Dossier : IMM-3840-07

Référence : 2008 CF 484

Montréal (Québec), le 15 avril 2008

EN PRÉSENCE DE MONSIEUR LE JUGE MAURICE E. LAGACÉ

 

 

ENTRE :

ZOLTAN DARABOS

ANITA ZDENKO

demandeurs

 

et

 

LE MINISTRE DE LA CITOYENNETÉ

ET DE L’IMMIGRATION

défendeur

 

 

 

MOTIFS DU JUGEMENT ET JUGEMENT

 

 

[1]               Il s’agit d’une demande de contrôle judiciaire présentée en application du paragraphe 72(1) de la Loi sur l’immigration et la protection des réfugiés, L.C. 2001, ch. 27 (la Loi), à l’encontre de la décision datée du 7 août 2007 par laquelle la Section de la protection des réfugiés de la Commission de l’immigration et du statut de réfugié (la Commission) a statué que les demandeurs n’étaient ni des réfugiés au sens de la Convention ni des personnes à protéger au sens des articles 96 et 97 de la Loi, respectivement.

 

 

Les faits

[2]               Les demandeurs, des conjoints de fait et citoyens de la Hongrie, demandent l’asile à titre de « réfugiés au sens de la Convention ». Les deux prétendent être exposés à une menace à leur vie, au risque de traitements ou peines cruels et inusités ou au risque d’être soumis à la torture du fait de leur appartenance à un groupe social.

 

[3]               La demanderesse prétend être membre du groupe ethnique des Roms et n’avoir pu trouver d’emploi stable pour cette raison. Au début de 1998, le demandeur a eu de la difficulté à se trouver du travail et a été obligé de se rendre à l’étranger pour trouver un emploi en raison de sa relation avec la demanderesse.

 

[4]               Lorsqu’il est retourné en Hongrie le 11 mars 2000, le demandeur a été arrêté et détenu pour un viol qui aurait eu lieu lorsqu’il se trouvait à l’étranger. L’allégation de viol a été rapportée dans un article de journal. Pendant la détention du demandeur, les autorités se seraient rendues chez les demandeurs et auraient saisi la propriété. La demanderesse a aussi été arrêtée par la suite. Le demandeur a été libéré en juin 2000 et les accusations ont par la suite été retirées.

 

[5]               Les demandeurs ont quitté la Hongrie le 15 juin 2001 et ont présenté leur demande d’asile le même jour, à leur arrivée au Canada.

 

La décision de la Commission

[6]               Dans sa décision du 7 août 2007, la Commission a conclu que les demandeurs n’avaient pas produit d’éléments de preuve crédibles ou dignes de foi qui établissaient qu’ils avaient la qualité de « réfugié au sens de la Convention » ou de « personne à protéger ».

• _DOCUMENTS FOURNIS_
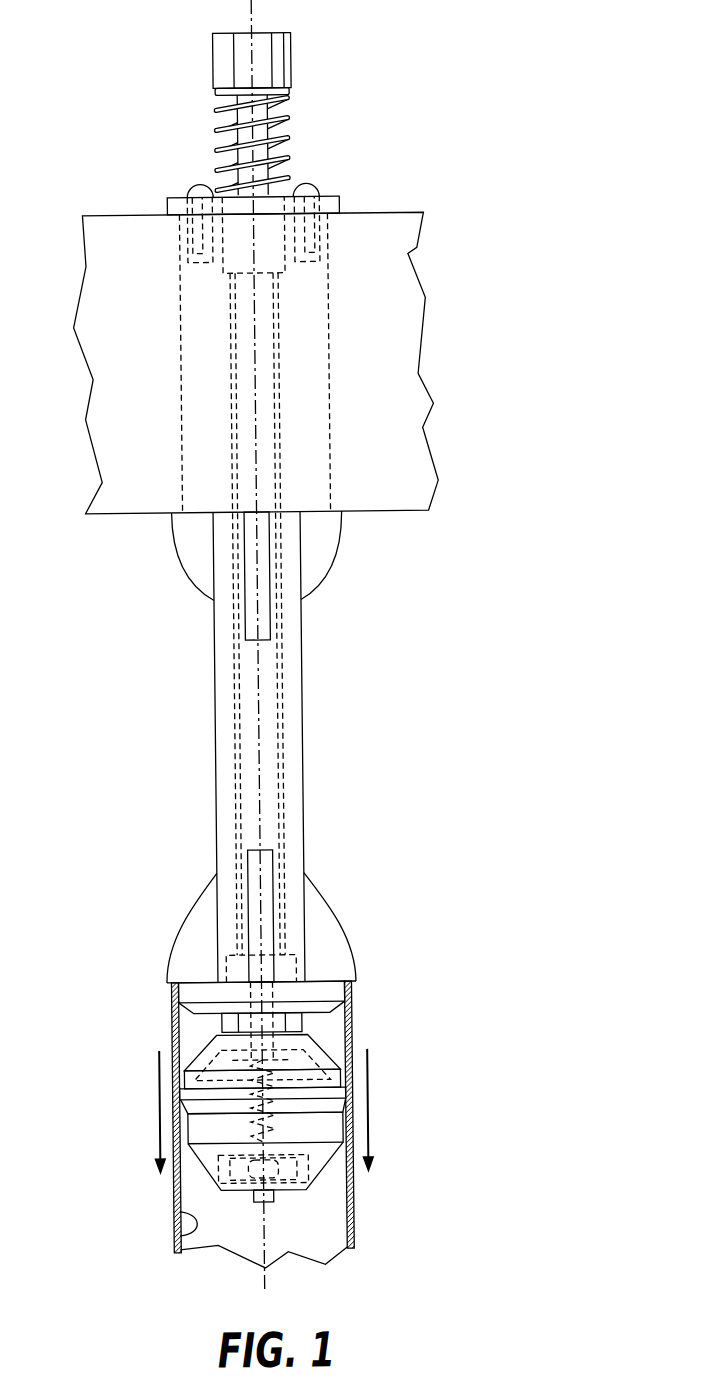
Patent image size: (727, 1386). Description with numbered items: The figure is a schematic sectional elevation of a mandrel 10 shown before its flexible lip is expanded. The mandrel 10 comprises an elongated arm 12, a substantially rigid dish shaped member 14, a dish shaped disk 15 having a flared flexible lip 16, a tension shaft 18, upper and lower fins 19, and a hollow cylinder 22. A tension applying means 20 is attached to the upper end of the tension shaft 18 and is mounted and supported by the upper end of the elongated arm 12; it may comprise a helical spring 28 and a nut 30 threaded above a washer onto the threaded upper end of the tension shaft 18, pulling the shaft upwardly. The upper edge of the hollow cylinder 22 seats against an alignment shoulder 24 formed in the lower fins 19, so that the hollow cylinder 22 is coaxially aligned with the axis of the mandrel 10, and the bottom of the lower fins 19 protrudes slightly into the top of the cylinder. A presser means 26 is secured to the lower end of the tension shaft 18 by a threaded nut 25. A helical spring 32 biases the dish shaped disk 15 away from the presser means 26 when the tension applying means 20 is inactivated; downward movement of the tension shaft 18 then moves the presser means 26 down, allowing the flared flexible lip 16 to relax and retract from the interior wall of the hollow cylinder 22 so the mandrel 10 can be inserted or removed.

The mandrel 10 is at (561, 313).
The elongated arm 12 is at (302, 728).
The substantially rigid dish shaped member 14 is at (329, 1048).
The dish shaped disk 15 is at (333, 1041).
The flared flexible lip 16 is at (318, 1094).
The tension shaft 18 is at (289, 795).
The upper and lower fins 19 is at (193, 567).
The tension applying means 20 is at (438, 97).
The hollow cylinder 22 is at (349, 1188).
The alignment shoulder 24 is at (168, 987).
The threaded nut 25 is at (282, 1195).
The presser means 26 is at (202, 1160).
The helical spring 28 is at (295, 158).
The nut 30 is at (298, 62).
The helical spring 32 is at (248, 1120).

• _TRAVAIL À FAIRE_
(1) Reprenez le passage du texte extrait qui commence aux mots « [1]               Il s’agit » et s'arrête après « un groupe social. », en modifiant « conjoints de fait » en « époux ».
(2) Répondez aux questions suivantes d'après le texte extrait :
(a) De quelle date est la décision de la Commission visée par la demande de contrôle judiciaire ?
(b) Quel jour le demandeur est-il retourné en Hongrie ?
(c) Quel jour les demandeurs ont-ils quitté la Hongrie ?
(3) Relevez dans le texte extrait toutes les dates complètes (jour, mois et année), en ne citant chacune qu'une fois.

• _CORRIGÉ_
(1)
[1]               Il s’agit d’une demande de contrôle judiciaire présentée en application du paragraphe 72(1) de la Loi sur l’immigration et la protection des réfugiés, L.C. 2001, ch. 27 (la Loi), à l’encontre de la décision datée du 7 août 2007 par laquelle la Section de la protection des réfugiés de la Commission de l’immigration et du statut de réfugié (la Commission) a statué que les demandeurs n’étaient ni des réfugiés au sens de la Convention ni des personnes à protéger au sens des articles 96 et 97 de la Loi, respectivement.

 

 

Les faits

[2]               Les demandeurs, des époux et citoyens de la Hongrie, demandent l’asile à titre de « réfugiés au sens de la Convention ». Les deux prétendent être exposés à une menace à leur vie, au risque de traitements ou peines cruels et inusités ou au risque d’être soumis à la torture du fait de leur appartenance à un groupe social.

(2)
(a) Du 7 août 2007.
(b) Le 11 mars 2000.
(c) Le 15 juin 2001.

(3)
15 avril 2008
7 août 2007
11 mars 2000
15 juin 2001